- [PROBLEM TO WORK ON] Please copy the following lines word for word, keeping every character and their order unchanged.

- [LISTED RECORDS]
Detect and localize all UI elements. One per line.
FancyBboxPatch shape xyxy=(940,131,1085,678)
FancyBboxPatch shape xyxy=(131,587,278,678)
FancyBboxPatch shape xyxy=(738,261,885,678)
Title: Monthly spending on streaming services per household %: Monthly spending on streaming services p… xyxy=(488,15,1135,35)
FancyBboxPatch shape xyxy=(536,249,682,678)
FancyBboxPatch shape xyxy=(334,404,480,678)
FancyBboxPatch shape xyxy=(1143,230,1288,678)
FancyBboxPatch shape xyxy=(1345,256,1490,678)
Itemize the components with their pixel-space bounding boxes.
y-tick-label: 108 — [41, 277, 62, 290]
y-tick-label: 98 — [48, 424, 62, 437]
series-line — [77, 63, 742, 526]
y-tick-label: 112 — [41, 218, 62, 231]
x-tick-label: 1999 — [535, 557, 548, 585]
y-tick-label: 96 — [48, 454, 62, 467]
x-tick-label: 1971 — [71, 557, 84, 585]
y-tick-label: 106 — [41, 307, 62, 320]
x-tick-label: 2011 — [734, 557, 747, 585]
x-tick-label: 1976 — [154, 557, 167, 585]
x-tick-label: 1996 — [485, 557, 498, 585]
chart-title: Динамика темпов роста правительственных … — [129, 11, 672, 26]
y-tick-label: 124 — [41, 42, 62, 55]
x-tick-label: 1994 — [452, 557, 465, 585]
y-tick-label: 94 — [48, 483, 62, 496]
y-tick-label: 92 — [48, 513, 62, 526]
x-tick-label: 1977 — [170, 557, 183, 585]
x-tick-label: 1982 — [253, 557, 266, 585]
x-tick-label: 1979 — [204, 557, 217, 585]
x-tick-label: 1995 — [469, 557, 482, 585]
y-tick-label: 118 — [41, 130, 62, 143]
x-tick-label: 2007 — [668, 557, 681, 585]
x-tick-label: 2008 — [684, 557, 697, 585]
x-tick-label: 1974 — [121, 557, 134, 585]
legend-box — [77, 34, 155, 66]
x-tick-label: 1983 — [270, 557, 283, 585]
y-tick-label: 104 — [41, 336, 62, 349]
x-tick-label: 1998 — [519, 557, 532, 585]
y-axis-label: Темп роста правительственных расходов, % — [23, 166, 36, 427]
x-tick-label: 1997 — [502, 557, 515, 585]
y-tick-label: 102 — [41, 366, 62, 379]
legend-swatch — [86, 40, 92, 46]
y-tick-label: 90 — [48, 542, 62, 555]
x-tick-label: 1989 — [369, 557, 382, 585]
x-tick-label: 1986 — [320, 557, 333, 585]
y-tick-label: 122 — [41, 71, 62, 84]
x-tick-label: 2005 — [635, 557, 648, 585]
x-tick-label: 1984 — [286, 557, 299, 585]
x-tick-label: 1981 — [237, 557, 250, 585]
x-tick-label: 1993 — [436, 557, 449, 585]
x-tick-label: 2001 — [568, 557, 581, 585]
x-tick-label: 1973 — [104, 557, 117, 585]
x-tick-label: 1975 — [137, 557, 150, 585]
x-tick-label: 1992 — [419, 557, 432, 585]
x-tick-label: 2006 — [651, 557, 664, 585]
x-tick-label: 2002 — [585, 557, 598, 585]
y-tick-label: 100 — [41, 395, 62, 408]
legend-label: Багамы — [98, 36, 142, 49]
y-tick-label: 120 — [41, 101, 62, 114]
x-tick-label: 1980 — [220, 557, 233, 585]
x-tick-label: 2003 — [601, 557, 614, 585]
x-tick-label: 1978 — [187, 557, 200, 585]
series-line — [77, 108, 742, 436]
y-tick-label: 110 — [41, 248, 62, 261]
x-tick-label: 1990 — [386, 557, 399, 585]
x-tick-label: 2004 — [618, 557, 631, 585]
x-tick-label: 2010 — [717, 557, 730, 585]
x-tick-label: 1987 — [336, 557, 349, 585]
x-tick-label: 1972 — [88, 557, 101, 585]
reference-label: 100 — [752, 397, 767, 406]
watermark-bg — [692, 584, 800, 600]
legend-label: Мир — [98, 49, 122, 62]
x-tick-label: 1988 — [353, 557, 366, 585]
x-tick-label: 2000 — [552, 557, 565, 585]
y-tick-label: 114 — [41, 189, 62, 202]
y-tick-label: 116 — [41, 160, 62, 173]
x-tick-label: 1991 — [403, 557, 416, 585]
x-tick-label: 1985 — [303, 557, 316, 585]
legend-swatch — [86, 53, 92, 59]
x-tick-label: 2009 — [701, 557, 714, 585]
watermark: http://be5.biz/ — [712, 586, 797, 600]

- [FINAL ANSWER]
Detect and localize all UI elements. One per line.
FancyBboxPatch shape xyxy=(940,131,1085,678)
FancyBboxPatch shape xyxy=(131,587,278,678)
FancyBboxPatch shape xyxy=(738,261,885,678)
Title: Monthly spending on streaming services per household %: Monthly spending on streaming services p… xyxy=(488,15,1135,35)
FancyBboxPatch shape xyxy=(536,249,682,678)
FancyBboxPatch shape xyxy=(334,404,480,678)
FancyBboxPatch shape xyxy=(1143,230,1288,678)
FancyBboxPatch shape xyxy=(1345,256,1490,678)
Itemize the components with their pixel-space bounding boxes.
y-tick-label: 108 — [41, 277, 62, 290]
y-tick-label: 98 — [48, 424, 62, 437]
series-line — [77, 63, 742, 526]
y-tick-label: 112 — [41, 218, 62, 231]
x-tick-label: 1999 — [535, 557, 548, 585]
y-tick-label: 96 — [48, 454, 62, 467]
x-tick-label: 1971 — [71, 557, 84, 585]
y-tick-label: 106 — [41, 307, 62, 320]
x-tick-label: 2011 — [734, 557, 747, 585]
x-tick-label: 1976 — [154, 557, 167, 585]
x-tick-label: 1996 — [485, 557, 498, 585]
chart-title: Динамика темпов роста правительственных … — [129, 11, 672, 26]
y-tick-label: 124 — [41, 42, 62, 55]
x-tick-label: 1994 — [452, 557, 465, 585]
y-tick-label: 94 — [48, 483, 62, 496]
y-tick-label: 92 — [48, 513, 62, 526]
x-tick-label: 1977 — [170, 557, 183, 585]
x-tick-label: 1982 — [253, 557, 266, 585]
x-tick-label: 1979 — [204, 557, 217, 585]
x-tick-label: 1995 — [469, 557, 482, 585]
y-tick-label: 118 — [41, 130, 62, 143]
x-tick-label: 2007 — [668, 557, 681, 585]
x-tick-label: 2008 — [684, 557, 697, 585]
x-tick-label: 1974 — [121, 557, 134, 585]
legend-box — [77, 34, 155, 66]
x-tick-label: 1983 — [270, 557, 283, 585]
y-tick-label: 104 — [41, 336, 62, 349]
x-tick-label: 1998 — [519, 557, 532, 585]
y-axis-label: Темп роста правительственных расходов, % — [23, 166, 36, 427]
x-tick-label: 1997 — [502, 557, 515, 585]
y-tick-label: 102 — [41, 366, 62, 379]
legend-swatch — [86, 40, 92, 46]
y-tick-label: 90 — [48, 542, 62, 555]
x-tick-label: 1989 — [369, 557, 382, 585]
x-tick-label: 1986 — [320, 557, 333, 585]
y-tick-label: 122 — [41, 71, 62, 84]
x-tick-label: 2005 — [635, 557, 648, 585]
x-tick-label: 1984 — [286, 557, 299, 585]
x-tick-label: 1981 — [237, 557, 250, 585]
x-tick-label: 1993 — [436, 557, 449, 585]
x-tick-label: 2001 — [568, 557, 581, 585]
x-tick-label: 1973 — [104, 557, 117, 585]
x-tick-label: 1975 — [137, 557, 150, 585]
x-tick-label: 1992 — [419, 557, 432, 585]
x-tick-label: 2006 — [651, 557, 664, 585]
x-tick-label: 2002 — [585, 557, 598, 585]
y-tick-label: 100 — [41, 395, 62, 408]
legend-label: Багамы — [98, 36, 142, 49]
y-tick-label: 120 — [41, 101, 62, 114]
x-tick-label: 1980 — [220, 557, 233, 585]
x-tick-label: 2003 — [601, 557, 614, 585]
x-tick-label: 1978 — [187, 557, 200, 585]
series-line — [77, 108, 742, 436]
y-tick-label: 110 — [41, 248, 62, 261]
x-tick-label: 1990 — [386, 557, 399, 585]
x-tick-label: 2004 — [618, 557, 631, 585]
x-tick-label: 2010 — [717, 557, 730, 585]
x-tick-label: 1987 — [336, 557, 349, 585]
x-tick-label: 1972 — [88, 557, 101, 585]
reference-label: 100 — [752, 397, 767, 406]
watermark-bg — [692, 584, 800, 600]
legend-label: Мир — [98, 49, 122, 62]
x-tick-label: 1988 — [353, 557, 366, 585]
x-tick-label: 2000 — [552, 557, 565, 585]
y-tick-label: 114 — [41, 189, 62, 202]
y-tick-label: 116 — [41, 160, 62, 173]
x-tick-label: 1991 — [403, 557, 416, 585]
x-tick-label: 1985 — [303, 557, 316, 585]
legend-swatch — [86, 53, 92, 59]
x-tick-label: 2009 — [701, 557, 714, 585]
watermark: http://be5.biz/ — [712, 586, 797, 600]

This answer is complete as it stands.